■ **Goal**
Find each line containing the string "time". Copy it.
— Start of Records shown —
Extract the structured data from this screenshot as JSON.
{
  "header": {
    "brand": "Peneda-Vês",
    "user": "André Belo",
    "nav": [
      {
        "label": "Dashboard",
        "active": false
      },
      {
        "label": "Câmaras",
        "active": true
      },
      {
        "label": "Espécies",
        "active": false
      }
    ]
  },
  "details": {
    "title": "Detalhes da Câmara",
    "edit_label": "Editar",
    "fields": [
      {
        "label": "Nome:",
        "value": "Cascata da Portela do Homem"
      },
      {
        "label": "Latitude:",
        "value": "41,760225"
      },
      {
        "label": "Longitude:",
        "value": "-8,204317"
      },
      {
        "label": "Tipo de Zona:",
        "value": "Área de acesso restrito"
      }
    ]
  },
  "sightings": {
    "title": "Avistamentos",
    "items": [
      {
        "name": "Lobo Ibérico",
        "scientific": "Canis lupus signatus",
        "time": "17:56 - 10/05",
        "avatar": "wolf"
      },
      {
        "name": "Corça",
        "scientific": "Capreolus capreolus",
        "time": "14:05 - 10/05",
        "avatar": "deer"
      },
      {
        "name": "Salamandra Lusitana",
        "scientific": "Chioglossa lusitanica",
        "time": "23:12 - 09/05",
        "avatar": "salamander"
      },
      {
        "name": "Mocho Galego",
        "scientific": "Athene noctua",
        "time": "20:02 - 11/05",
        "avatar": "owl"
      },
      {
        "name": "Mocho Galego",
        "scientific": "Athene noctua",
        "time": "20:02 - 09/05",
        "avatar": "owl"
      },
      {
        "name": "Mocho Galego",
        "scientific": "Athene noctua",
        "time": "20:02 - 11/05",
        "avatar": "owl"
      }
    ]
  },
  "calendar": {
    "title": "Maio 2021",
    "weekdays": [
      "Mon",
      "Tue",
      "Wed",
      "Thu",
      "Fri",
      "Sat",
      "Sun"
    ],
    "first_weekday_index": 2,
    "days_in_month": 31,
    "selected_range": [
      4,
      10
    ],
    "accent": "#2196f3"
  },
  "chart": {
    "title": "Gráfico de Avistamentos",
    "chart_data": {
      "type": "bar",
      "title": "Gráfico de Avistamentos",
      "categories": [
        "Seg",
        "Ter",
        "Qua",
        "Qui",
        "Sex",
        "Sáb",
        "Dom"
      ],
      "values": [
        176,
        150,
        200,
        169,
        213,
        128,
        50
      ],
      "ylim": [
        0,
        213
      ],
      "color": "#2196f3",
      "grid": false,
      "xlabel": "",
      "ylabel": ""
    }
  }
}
— End of Records shown —
■ **Written response**
        "time": "17:56 - 10/05",
        "time": "14:05 - 10/05",
        "time": "23:12 - 09/05",
        "time": "20:02 - 11/05",
        "time": "20:02 - 09/05",
        "time": "20:02 - 11/05",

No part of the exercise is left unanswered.